--- Material for this task ---
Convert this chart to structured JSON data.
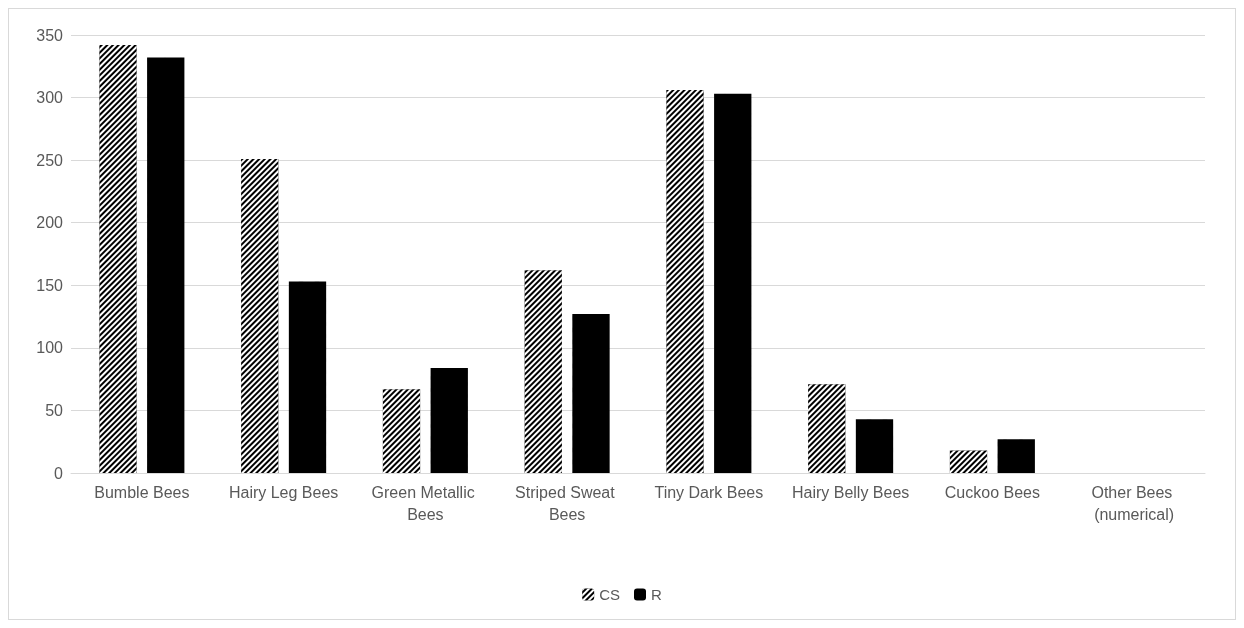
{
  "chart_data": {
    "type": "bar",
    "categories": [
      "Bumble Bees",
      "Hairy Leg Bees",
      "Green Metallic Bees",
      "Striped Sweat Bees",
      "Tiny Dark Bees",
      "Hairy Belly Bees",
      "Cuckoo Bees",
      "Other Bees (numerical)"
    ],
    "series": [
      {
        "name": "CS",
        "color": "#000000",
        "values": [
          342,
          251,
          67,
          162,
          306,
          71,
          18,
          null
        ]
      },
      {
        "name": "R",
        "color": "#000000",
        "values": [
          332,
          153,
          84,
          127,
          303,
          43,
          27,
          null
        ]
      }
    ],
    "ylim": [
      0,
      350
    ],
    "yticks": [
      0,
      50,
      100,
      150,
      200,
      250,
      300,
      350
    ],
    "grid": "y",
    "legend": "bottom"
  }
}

--

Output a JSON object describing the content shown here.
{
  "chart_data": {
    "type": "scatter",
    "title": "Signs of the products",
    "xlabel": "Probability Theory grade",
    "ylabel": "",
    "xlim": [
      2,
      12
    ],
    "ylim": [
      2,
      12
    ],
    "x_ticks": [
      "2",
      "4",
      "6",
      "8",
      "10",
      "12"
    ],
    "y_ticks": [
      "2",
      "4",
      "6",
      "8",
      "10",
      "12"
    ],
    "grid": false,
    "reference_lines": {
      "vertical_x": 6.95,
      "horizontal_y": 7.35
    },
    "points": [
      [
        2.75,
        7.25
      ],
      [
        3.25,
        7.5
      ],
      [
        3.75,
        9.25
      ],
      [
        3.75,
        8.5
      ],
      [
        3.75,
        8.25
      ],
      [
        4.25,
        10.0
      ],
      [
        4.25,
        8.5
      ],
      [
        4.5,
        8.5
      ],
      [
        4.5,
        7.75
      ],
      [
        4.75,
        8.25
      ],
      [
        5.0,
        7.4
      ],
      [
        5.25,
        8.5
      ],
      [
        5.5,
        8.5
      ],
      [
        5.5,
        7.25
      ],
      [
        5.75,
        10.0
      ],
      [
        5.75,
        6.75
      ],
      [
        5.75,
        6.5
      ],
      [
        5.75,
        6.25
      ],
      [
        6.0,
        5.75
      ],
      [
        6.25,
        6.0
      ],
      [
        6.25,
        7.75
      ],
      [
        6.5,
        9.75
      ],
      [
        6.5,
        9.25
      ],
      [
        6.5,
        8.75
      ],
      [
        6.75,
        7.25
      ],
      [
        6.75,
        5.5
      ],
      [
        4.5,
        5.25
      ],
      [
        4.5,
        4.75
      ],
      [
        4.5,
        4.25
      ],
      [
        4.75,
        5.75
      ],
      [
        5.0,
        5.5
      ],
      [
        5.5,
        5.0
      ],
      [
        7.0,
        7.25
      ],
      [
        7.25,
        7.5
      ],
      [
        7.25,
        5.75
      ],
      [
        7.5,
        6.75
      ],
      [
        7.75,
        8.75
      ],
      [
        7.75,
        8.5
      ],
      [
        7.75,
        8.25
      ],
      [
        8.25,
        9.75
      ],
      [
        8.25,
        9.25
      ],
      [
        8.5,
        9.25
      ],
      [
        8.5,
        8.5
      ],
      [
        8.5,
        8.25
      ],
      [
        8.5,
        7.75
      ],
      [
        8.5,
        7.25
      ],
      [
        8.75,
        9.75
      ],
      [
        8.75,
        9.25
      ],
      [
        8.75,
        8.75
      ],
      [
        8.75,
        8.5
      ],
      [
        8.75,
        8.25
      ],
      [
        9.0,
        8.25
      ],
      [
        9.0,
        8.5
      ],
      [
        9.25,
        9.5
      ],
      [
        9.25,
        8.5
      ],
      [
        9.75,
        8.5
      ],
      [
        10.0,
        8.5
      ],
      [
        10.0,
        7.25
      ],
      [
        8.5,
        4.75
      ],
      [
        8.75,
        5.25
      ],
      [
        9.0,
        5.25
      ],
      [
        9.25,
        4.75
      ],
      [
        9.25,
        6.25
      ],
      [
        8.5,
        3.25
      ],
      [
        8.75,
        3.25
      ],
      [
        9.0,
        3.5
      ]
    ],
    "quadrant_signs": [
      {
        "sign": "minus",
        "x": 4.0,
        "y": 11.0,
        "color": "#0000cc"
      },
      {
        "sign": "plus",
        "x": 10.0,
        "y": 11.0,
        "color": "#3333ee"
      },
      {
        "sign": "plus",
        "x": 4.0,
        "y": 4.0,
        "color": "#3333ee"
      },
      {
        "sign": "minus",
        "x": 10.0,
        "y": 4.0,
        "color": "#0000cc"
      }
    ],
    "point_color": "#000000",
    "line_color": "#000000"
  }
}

--- Given task ---
Copy all lines from the data that hold the word "Bees".

--- Response to the task ---
      "Bumble Bees",
      "Hairy Leg Bees",
      "Green Metallic Bees",
      "Striped Sweat Bees",
      "Tiny Dark Bees",
      "Hairy Belly Bees",
      "Cuckoo Bees",
      "Other Bees (numerical)"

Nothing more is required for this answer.